### Page text:
'''

Saturday, May 9, 2009


I happened to be chatting up a colleague and mentioned my and Shiksa Girlfriend's ongoing (not so often these days, though) shul-search. She said that she and her husband went to a place that they liked, and invited us to join them. Knowing that SG was restless to shul-it-up more, I accepted.

It turns out we were heading back where we started: Temple Touched By God. We got there just in time for the later service, aka the young adult meat market. We found my colleague and her hubby. Hey, Mishkan T'filahs! Awesome, this is a lot better than last time when they had weird self-published and poorly transliterated booklets. Also, I can't recall exactly, but I felt like they included a lot more Hebrew this time around, probably because now everyone can follow along.

There are still style issues that turn me off: I don't really feel the need for a 5-piece band for Shabbos (especially when two are mandolins), neither am I really interested in us all pretending to be Bob Marley as we try to combine "Redemption Song" with "Mi Chamocha"-- which seemed especially tacky with an African rabbi visiting for Shabbos. Incidentally, cool guests with interesting stories are a big plus; though I would have liked someone, at some point, to have given an actual drash. I didn't expect the visiting rabbi to give one, per se, but all the regular rabbi seemed to want to talk about was the shul's upcoming fundraiser for... well, that part they never quite explained. Also, SG commented that given the size of the crowd (easily 200 people), they "sang like wusses." I said that I think part of it has to do with the fact that when there's a whole band, singers with microphones, and quasi-improvised songs that the cantor didn't bother to give anyone the words to, people don't feel like they're being asked to sing as much being given the opportunity to accompany the "professionals." Certainly a far cry from Evil Minion, or even Temple GLBT.

Oh yeah- has anyone ever heard this song? Does anyone know what it's about? Because a congregant sang it, super-emotionally, like she was having a stroke or something, and not only was that super-weird, but the lyrics were super duper confusing.

From a distance the world looks blue and green,
and the snow-capped mountains white.
From a distance the ocean meets the stream,
and the eagle takes to flight.

From a distance, there is harmony,
and it echoes through the land.
It's the voice of hope, it's the voice of peace,
it's the voice of every man.

From a distance we all have enough,
and no one is in need.
And there are no guns, no bombs, and no disease,
no hungry mouths to feed.

From a distance we are instruments
marching in a common band.
Playing songs of hope, playing songs of peace.
They're the songs of every man.
God is watching us. God is watching us.
God is watching us from a distance.

From a distance you look like my friend,
even though we are at war.

'''

Repeat the text of the synagogue-visit post between "And there are" and "us. God is watching us.", inclusive, word for word.

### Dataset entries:

'''

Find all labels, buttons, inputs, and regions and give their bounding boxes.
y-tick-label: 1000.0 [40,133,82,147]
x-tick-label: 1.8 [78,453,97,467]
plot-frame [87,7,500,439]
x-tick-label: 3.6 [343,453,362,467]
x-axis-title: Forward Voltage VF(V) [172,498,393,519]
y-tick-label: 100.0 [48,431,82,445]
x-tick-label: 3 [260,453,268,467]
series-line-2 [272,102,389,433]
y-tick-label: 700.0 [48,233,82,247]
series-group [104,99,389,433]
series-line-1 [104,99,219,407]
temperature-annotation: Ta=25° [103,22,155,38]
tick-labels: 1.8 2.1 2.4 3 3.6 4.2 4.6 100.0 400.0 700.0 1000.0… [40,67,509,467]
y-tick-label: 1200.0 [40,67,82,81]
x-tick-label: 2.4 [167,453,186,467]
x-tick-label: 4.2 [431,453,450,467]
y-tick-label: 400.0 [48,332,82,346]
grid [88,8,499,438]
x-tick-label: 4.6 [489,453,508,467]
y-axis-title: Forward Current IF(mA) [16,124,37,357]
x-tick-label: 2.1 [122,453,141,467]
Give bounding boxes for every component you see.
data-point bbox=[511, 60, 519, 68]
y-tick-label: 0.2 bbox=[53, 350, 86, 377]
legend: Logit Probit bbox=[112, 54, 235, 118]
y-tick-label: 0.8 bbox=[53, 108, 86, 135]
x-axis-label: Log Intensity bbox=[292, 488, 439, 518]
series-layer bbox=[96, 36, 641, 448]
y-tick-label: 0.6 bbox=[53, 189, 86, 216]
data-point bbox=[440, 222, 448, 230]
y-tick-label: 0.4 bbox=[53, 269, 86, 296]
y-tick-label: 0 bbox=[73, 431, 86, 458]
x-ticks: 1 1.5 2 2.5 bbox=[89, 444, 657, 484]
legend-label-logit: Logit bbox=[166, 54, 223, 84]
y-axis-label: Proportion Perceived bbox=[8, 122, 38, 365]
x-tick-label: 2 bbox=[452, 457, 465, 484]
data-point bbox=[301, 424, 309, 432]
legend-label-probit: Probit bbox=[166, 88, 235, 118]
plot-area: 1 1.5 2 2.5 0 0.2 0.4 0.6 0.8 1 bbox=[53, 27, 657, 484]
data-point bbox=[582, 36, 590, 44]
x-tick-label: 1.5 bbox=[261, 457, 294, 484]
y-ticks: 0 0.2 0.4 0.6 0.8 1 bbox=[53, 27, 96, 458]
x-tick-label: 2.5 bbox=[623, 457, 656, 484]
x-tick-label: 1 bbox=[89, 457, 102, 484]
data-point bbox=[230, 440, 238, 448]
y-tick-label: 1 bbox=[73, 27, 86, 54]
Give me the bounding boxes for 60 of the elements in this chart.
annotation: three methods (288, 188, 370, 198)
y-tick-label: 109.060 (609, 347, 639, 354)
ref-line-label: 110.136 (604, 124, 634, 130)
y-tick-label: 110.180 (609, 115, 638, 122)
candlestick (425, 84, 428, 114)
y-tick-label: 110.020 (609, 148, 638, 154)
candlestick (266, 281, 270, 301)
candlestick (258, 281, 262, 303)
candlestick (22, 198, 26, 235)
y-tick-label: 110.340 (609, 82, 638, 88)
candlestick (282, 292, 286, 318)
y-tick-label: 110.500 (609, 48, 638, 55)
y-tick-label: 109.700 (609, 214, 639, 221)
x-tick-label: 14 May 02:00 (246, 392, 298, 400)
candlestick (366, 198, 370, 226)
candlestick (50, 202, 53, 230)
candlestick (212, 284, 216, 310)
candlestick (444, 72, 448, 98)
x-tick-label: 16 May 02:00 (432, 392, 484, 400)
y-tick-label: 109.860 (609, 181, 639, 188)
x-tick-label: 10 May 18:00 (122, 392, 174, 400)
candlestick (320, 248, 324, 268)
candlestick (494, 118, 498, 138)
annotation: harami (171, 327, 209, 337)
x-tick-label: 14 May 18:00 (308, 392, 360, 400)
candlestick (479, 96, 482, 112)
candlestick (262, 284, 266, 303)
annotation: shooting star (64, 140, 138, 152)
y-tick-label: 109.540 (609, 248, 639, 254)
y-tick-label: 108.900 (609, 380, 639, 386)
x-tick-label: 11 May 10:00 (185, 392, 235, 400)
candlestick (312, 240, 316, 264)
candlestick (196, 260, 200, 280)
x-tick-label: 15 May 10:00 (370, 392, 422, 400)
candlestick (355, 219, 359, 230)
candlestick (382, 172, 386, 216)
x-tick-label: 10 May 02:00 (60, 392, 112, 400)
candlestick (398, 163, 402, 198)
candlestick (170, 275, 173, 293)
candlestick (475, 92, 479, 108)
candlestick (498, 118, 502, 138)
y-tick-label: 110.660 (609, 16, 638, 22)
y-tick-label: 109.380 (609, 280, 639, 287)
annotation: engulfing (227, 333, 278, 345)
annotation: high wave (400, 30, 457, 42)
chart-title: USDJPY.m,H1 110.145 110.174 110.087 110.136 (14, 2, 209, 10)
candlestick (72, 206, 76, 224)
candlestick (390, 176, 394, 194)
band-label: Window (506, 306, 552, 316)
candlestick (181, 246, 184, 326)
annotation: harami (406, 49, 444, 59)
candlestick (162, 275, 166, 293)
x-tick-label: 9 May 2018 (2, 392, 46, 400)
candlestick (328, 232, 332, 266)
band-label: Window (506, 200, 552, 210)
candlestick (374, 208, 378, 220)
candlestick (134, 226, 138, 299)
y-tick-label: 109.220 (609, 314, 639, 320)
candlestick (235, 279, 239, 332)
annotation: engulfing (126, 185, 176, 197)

'''

### Exercise solution:
And there are no guns, no bombs, and no disease,
no hungry mouths to feed.

From a distance we are instruments
marching in a common band.
Playing songs of hope, playing songs of peace.
They're the songs of every man.
God is watching us. God is watching us.